§ What to work on:
Exactly repeat all the records below, omitting the images they hold.

== Provided records

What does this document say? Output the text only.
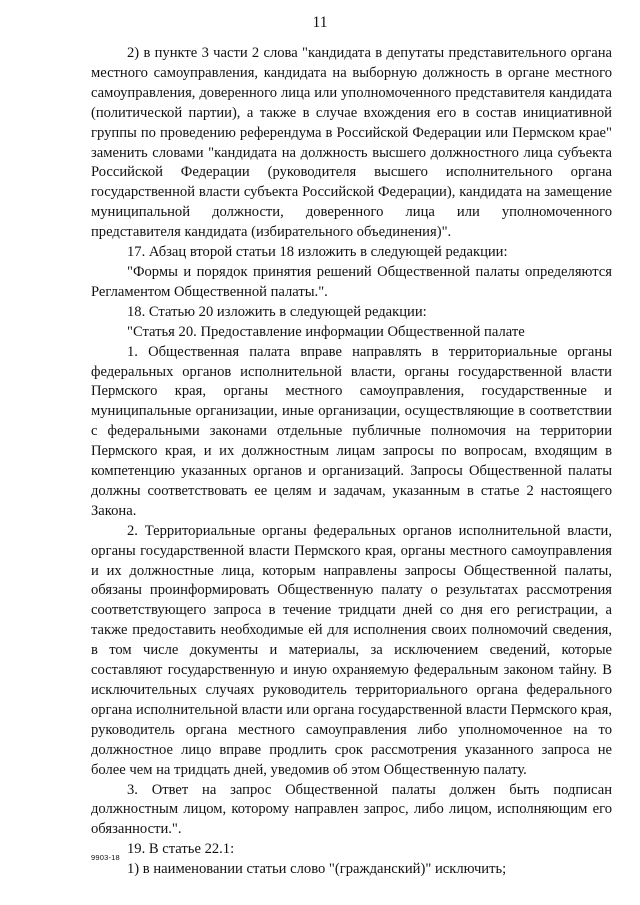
11

2) в пункте 3 части 2 слова "кандидата в депутаты представительного органа местного самоуправления, кандидата на выборную должность в органе местного самоуправления, доверенного лица или уполномоченного представителя кандидата (политической партии), а также в случае вхождения его в состав инициативной группы по проведению референдума в Российской Федерации или Пермском крае" заменить словами "кандидата на должность высшего должностного лица субъекта Российской Федерации (руководителя высшего исполнительного органа государственной власти субъекта Российской Федерации), кандидата на замещение муниципальной должности, доверенного лица или уполномоченного представителя кандидата (избирательного объединения)".

17. Абзац второй статьи 18 изложить в следующей редакции:

"Формы и порядок принятия решений Общественной палаты определяются Регламентом Общественной палаты.".

18. Статью 20 изложить в следующей редакции:

"Статья 20. Предоставление информации Общественной палате

1. Общественная палата вправе направлять в территориальные органы федеральных органов исполнительной власти, органы государственной власти Пермского края, органы местного самоуправления, государственные и муниципальные организации, иные организации, осуществляющие в соответствии с федеральными законами отдельные публичные полномочия на территории Пермского края, и их должностным лицам запросы по вопросам, входящим в компетенцию указанных органов и организаций. Запросы Общественной палаты должны соответствовать ее целям и задачам, указанным в статье 2 настоящего Закона.

2. Территориальные органы федеральных органов исполнительной власти, органы государственной власти Пермского края, органы местного самоуправления и их должностные лица, которым направлены запросы Общественной палаты, обязаны проинформировать Общественную палату о результатах рассмотрения соответствующего запроса в течение тридцати дней со дня его регистрации, а также предоставить необходимые ей для исполнения своих полномочий сведения, в том числе документы и материалы, за исключением сведений, которые составляют государственную и иную охраняемую федеральным законом тайну. В исключительных случаях руководитель территориального органа федерального органа исполнительной власти или органа государственной власти Пермского края, руководитель органа местного самоуправления либо уполномоченное на то должностное лицо вправе продлить срок рассмотрения указанного запроса не более чем на тридцать дней, уведомив об этом Общественную палату.

3. Ответ на запрос Общественной палаты должен быть подписан должностным лицом, которому направлен запрос, либо лицом, исполняющим его обязанности.".

19. В статье 22.1:

1) в наименовании статьи слово "(гражданский)" исключить;

9903-18
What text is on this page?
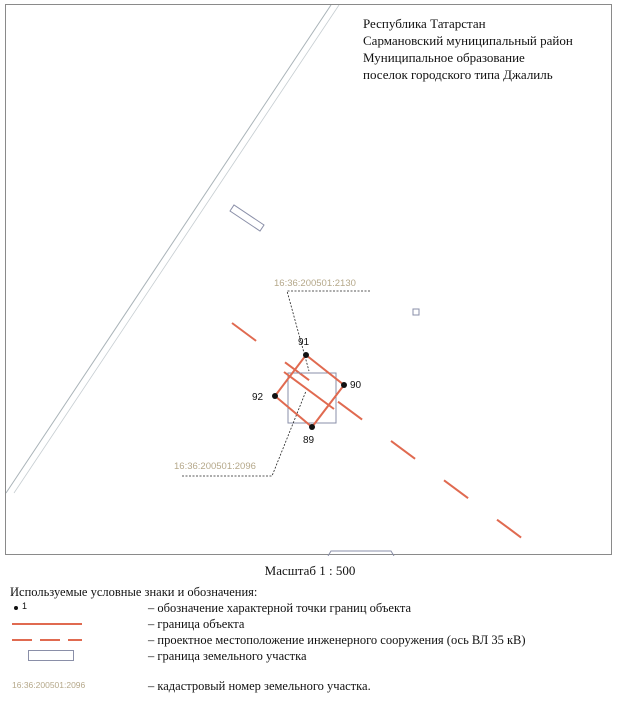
91
90
89
92
16:36:200501:2130
16:36:200501:2096
Республика Татарстан
Сармановский муниципальный район
Муниципальное образование
поселок городского типа Джалиль
Масштаб 1 : 500
Используемые условные знаки и обозначения:
1	– обозначение характерной точки границ объекта
– граница объекта
– проектное местоположение инженерного сооружения (ось ВЛ 35 кВ)
– граница земельного участка
16:36:200501:2096	– кадастровый номер земельного участка.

====

§ Completed exercise:
What does this document say? Output the text only.
11

2) в пункте 3 части 2 слова "кандидата в депутаты представительного органа местного самоуправления, кандидата на выборную должность в органе местного самоуправления, доверенного лица или уполномоченного представителя кандидата (политической партии), а также в случае вхождения его в состав инициативной группы по проведению референдума в Российской Федерации или Пермском крае" заменить словами "кандидата на должность высшего должностного лица субъекта Российской Федерации (руководителя высшего исполнительного органа государственной власти субъекта Российской Федерации), кандидата на замещение муниципальной должности, доверенного лица или уполномоченного представителя кандидата (избирательного объединения)".

17. Абзац второй статьи 18 изложить в следующей редакции:

"Формы и порядок принятия решений Общественной палаты определяются Регламентом Общественной палаты.".

18. Статью 20 изложить в следующей редакции:

"Статья 20. Предоставление информации Общественной палате

1. Общественная палата вправе направлять в территориальные органы федеральных органов исполнительной власти, органы государственной власти Пермского края, органы местного самоуправления, государственные и муниципальные организации, иные организации, осуществляющие в соответствии с федеральными законами отдельные публичные полномочия на территории Пермского края, и их должностным лицам запросы по вопросам, входящим в компетенцию указанных органов и организаций. Запросы Общественной палаты должны соответствовать ее целям и задачам, указанным в статье 2 настоящего Закона.

2. Территориальные органы федеральных органов исполнительной власти, органы государственной власти Пермского края, органы местного самоуправления и их должностные лица, которым направлены запросы Общественной палаты, обязаны проинформировать Общественную палату о результатах рассмотрения соответствующего запроса в течение тридцати дней со дня его регистрации, а также предоставить необходимые ей для исполнения своих полномочий сведения, в том числе документы и материалы, за исключением сведений, которые составляют государственную и иную охраняемую федеральным законом тайну. В исключительных случаях руководитель территориального органа федерального органа исполнительной власти или органа государственной власти Пермского края, руководитель органа местного самоуправления либо уполномоченное на то должностное лицо вправе продлить срок рассмотрения указанного запроса не более чем на тридцать дней, уведомив об этом Общественную палату.

3. Ответ на запрос Общественной палаты должен быть подписан должностным лицом, которому направлен запрос, либо лицом, исполняющим его обязанности.".

19. В статье 22.1:

1) в наименовании статьи слово "(гражданский)" исключить;

9903-18
What text is on this page?
91
90
89
92
16:36:200501:2130
16:36:200501:2096
Республика Татарстан
Сармановский муниципальный район
Муниципальное образование
поселок городского типа Джалиль
Масштаб 1 : 500
Используемые условные знаки и обозначения:
1	– обозначение характерной точки границ объекта
– граница объекта
– проектное местоположение инженерного сооружения (ось ВЛ 35 кВ)
– граница земельного участка
16:36:200501:2096	– кадастровый номер земельного участка.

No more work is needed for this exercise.